A block of data:

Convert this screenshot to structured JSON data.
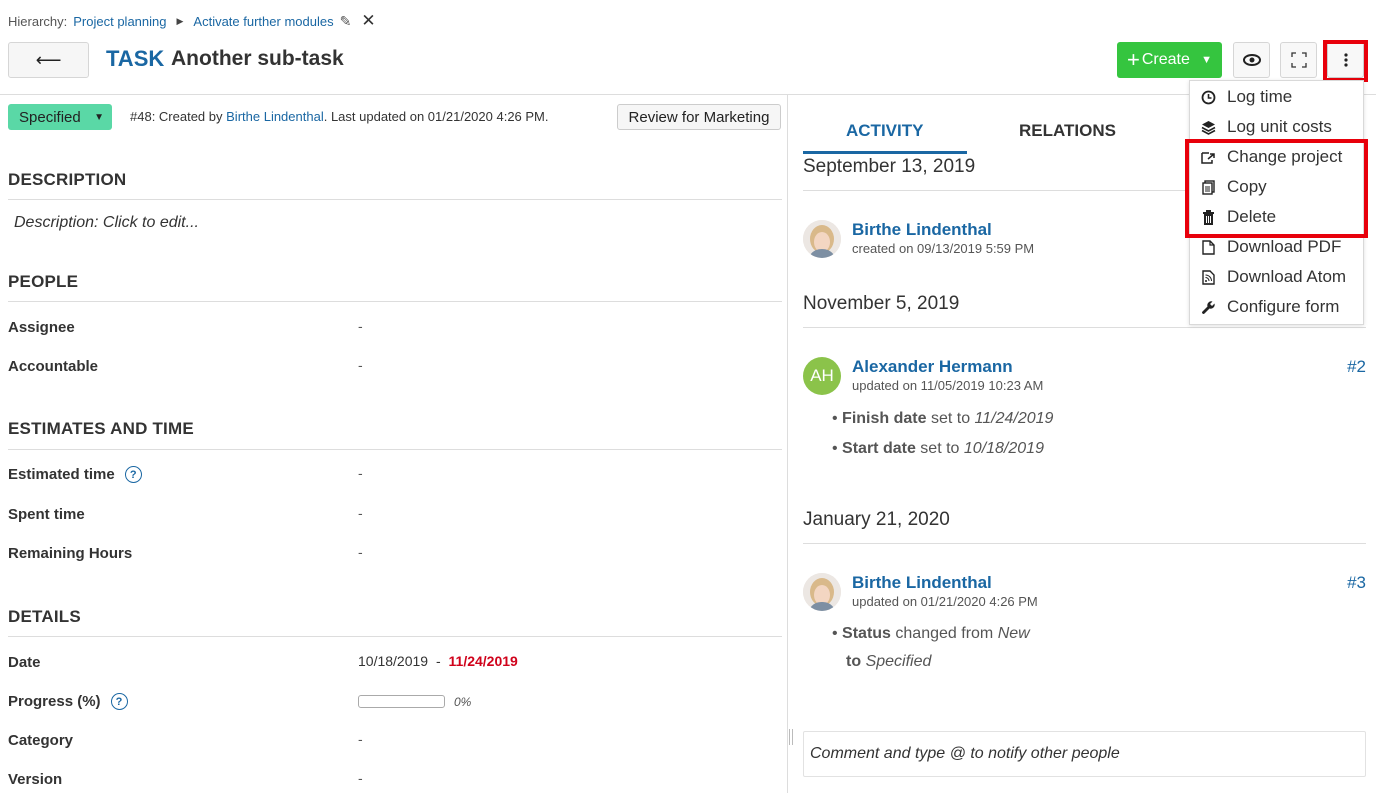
{
  "breadcrumb": {
    "label": "Hierarchy:",
    "items": [
      "Project planning",
      "Activate further modules"
    ]
  },
  "header": {
    "type": "TASK",
    "subject": "Another sub-task",
    "create_label": "Create"
  },
  "status": {
    "value": "Specified",
    "meta_prefix": "#48: Created by",
    "author": "Birthe Lindenthal",
    "meta_suffix": ". Last updated on 01/21/2020 4:26 PM.",
    "review_button": "Review for Marketing"
  },
  "sections": {
    "description": "DESCRIPTION",
    "description_placeholder": "Description: Click to edit...",
    "people": "PEOPLE",
    "estimates": "ESTIMATES AND TIME",
    "details": "DETAILS"
  },
  "fields": {
    "assignee": {
      "label": "Assignee",
      "value": "-"
    },
    "accountable": {
      "label": "Accountable",
      "value": "-"
    },
    "estimated": {
      "label": "Estimated time",
      "value": "-"
    },
    "spent": {
      "label": "Spent time",
      "value": "-"
    },
    "remaining": {
      "label": "Remaining Hours",
      "value": "-"
    },
    "date": {
      "label": "Date",
      "start": "10/18/2019",
      "sep": "-",
      "end": "11/24/2019"
    },
    "progress": {
      "label": "Progress (%)",
      "value": "0%",
      "fraction": 0
    },
    "category": {
      "label": "Category",
      "value": "-"
    },
    "version": {
      "label": "Version",
      "value": "-"
    }
  },
  "tabs": [
    "ACTIVITY",
    "RELATIONS"
  ],
  "activity": {
    "days": [
      "September 13, 2019",
      "November 5, 2019",
      "January 21, 2020"
    ],
    "entries": [
      {
        "user": "Birthe Lindenthal",
        "meta": "created on 09/13/2019 5:59 PM"
      },
      {
        "user": "Alexander Hermann",
        "initials": "AH",
        "meta": "updated on 11/05/2019 10:23 AM",
        "number": "#2",
        "details": [
          {
            "field": "Finish date",
            "text": "set to",
            "value": "11/24/2019"
          },
          {
            "field": "Start date",
            "text": "set to",
            "value": "10/18/2019"
          }
        ]
      },
      {
        "user": "Birthe Lindenthal",
        "meta": "updated on 01/21/2020 4:26 PM",
        "number": "#3",
        "details": [
          {
            "field": "Status",
            "text": "changed from",
            "value": "New",
            "text2": "to",
            "value2": "Specified"
          }
        ]
      }
    ],
    "comment_placeholder": "Comment and type @ to notify other people"
  },
  "menu": {
    "items": [
      "Log time",
      "Log unit costs",
      "Change project",
      "Copy",
      "Delete",
      "Download PDF",
      "Download Atom",
      "Configure form"
    ]
  },
  "colors": {
    "accent": "#1a67a3",
    "create": "#35c53f",
    "status": "#5ad8a6",
    "highlight": "#e8000b",
    "overdue": "#d0021b"
  }
}
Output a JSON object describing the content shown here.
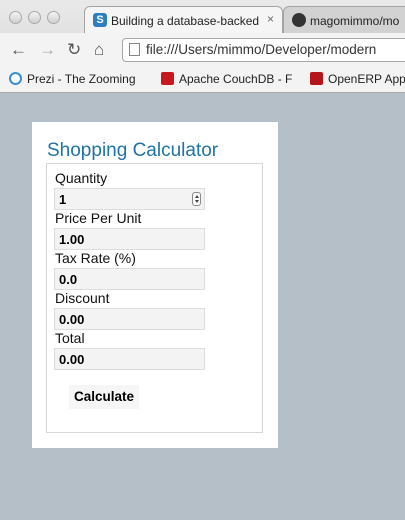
{
  "browser": {
    "tabs": [
      {
        "title": "Building a database-backed",
        "favicon_letter": "S",
        "close": "×"
      },
      {
        "title": "magomimmo/mo",
        "favicon_letter": ""
      }
    ],
    "url": "file:///Users/mimmo/Developer/modern",
    "bookmarks": [
      {
        "label": "Prezi - The Zooming"
      },
      {
        "label": "Apache CouchDB - F"
      },
      {
        "label": "OpenERP App"
      }
    ]
  },
  "calculator": {
    "title": "Shopping Calculator",
    "fields": [
      {
        "label": "Quantity",
        "value": "1"
      },
      {
        "label": "Price Per Unit",
        "value": "1.00"
      },
      {
        "label": "Tax Rate (%)",
        "value": "0.0"
      },
      {
        "label": "Discount",
        "value": "0.00"
      },
      {
        "label": "Total",
        "value": "0.00"
      }
    ],
    "button_label": "Calculate"
  }
}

[What you have to do]: Look through the listing and extract every line with "type" in it.

[Answer to this task]:
    "type": "TASK",
    "comment_placeholder": "Comment and type @ to notify other people"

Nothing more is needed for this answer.